● Task prompt: Your answer should be only a number: how many lines include the word "reply".

● Supplied entries:

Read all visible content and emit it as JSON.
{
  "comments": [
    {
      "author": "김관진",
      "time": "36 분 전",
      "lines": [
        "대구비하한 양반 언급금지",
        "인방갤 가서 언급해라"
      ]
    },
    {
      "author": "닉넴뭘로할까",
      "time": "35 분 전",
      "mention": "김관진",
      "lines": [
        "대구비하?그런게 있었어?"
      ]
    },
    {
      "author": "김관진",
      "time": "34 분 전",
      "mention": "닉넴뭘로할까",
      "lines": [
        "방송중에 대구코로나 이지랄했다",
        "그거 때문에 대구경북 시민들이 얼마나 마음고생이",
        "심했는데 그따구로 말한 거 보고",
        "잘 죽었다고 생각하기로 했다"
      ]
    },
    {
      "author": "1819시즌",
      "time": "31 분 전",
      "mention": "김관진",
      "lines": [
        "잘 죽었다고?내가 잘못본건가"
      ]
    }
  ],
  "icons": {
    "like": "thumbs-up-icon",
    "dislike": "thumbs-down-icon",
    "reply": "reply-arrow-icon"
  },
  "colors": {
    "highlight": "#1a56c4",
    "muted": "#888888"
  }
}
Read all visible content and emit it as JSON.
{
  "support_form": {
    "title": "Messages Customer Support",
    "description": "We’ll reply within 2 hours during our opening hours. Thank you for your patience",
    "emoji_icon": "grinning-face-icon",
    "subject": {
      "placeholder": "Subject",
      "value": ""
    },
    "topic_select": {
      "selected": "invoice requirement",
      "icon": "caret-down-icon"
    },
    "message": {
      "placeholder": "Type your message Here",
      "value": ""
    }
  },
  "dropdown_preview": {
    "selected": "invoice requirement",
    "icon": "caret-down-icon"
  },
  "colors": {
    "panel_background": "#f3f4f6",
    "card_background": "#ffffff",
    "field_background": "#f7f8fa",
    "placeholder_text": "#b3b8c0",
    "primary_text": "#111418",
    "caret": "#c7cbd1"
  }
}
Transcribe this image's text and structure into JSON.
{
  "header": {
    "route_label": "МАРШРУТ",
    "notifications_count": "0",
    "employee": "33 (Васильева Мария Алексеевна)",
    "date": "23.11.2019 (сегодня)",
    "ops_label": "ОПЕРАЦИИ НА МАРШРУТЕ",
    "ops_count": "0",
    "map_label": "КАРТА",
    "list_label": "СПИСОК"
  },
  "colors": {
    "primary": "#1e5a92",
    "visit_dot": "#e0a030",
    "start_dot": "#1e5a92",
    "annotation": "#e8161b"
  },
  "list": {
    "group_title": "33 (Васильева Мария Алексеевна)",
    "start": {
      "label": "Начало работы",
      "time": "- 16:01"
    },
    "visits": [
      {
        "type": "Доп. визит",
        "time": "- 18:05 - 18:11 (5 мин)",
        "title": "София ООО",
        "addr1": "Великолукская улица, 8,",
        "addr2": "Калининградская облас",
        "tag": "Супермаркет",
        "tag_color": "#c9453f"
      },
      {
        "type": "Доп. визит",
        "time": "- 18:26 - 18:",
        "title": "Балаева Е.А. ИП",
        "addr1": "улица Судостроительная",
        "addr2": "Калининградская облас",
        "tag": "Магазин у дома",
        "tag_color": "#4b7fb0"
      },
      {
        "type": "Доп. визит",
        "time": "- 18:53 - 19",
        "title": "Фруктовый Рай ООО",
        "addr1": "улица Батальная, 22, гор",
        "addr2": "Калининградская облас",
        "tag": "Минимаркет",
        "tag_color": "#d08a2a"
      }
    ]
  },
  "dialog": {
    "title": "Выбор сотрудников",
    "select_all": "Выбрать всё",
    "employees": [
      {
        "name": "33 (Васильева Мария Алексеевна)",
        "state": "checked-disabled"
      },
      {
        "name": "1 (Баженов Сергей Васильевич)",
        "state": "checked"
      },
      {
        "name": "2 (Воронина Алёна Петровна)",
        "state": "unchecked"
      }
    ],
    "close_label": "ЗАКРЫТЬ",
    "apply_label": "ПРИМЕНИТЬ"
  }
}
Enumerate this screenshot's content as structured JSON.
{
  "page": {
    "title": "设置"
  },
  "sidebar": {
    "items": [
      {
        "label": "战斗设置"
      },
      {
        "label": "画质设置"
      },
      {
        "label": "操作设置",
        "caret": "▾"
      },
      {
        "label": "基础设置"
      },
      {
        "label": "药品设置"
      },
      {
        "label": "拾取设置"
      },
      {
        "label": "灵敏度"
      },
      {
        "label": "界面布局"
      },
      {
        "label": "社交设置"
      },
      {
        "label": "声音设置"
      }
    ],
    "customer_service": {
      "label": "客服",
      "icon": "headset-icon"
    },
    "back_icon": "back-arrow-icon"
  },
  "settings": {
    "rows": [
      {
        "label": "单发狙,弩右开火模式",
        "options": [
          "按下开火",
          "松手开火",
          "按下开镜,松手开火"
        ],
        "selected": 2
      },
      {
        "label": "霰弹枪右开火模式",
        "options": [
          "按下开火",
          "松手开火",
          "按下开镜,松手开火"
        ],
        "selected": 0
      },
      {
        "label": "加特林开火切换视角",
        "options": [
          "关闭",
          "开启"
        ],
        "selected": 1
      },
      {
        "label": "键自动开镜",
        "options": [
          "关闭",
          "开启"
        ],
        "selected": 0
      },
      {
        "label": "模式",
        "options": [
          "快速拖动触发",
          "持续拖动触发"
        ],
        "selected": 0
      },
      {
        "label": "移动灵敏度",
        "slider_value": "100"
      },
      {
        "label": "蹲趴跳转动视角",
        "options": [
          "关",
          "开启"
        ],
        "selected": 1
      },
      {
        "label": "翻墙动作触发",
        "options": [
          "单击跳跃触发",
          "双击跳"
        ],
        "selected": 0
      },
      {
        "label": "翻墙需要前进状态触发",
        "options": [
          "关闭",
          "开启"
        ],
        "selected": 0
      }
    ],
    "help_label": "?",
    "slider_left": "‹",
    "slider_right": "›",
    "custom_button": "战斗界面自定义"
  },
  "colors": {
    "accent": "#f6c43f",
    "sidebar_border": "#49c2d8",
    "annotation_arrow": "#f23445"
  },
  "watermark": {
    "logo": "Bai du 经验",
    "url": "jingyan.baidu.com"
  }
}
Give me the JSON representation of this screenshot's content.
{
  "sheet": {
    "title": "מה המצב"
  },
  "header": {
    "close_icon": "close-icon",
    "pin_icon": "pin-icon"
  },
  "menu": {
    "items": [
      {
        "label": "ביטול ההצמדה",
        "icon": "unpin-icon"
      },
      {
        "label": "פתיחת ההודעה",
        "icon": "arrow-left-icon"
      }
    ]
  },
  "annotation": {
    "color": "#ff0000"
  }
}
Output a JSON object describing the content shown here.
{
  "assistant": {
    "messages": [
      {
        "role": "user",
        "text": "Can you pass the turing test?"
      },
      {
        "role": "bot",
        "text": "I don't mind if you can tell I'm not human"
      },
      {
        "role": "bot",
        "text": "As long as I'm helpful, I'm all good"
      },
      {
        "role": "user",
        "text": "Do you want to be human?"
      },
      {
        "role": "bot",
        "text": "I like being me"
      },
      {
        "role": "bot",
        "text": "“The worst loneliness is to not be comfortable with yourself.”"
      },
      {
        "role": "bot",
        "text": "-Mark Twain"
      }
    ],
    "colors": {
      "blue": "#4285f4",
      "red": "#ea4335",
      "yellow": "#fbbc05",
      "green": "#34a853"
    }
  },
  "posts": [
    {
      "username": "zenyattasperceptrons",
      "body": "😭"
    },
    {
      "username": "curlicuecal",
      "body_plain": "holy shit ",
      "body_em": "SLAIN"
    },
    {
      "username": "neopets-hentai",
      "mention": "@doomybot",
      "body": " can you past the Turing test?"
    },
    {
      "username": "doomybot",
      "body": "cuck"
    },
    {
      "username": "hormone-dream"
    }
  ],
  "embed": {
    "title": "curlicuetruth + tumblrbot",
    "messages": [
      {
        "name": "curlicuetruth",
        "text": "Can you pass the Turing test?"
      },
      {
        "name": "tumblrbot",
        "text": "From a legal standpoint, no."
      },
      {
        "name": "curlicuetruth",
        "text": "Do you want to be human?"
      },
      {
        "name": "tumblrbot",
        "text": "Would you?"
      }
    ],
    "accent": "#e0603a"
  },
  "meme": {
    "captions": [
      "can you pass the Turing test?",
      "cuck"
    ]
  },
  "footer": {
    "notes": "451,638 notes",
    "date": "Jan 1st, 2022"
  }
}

● Solution: 2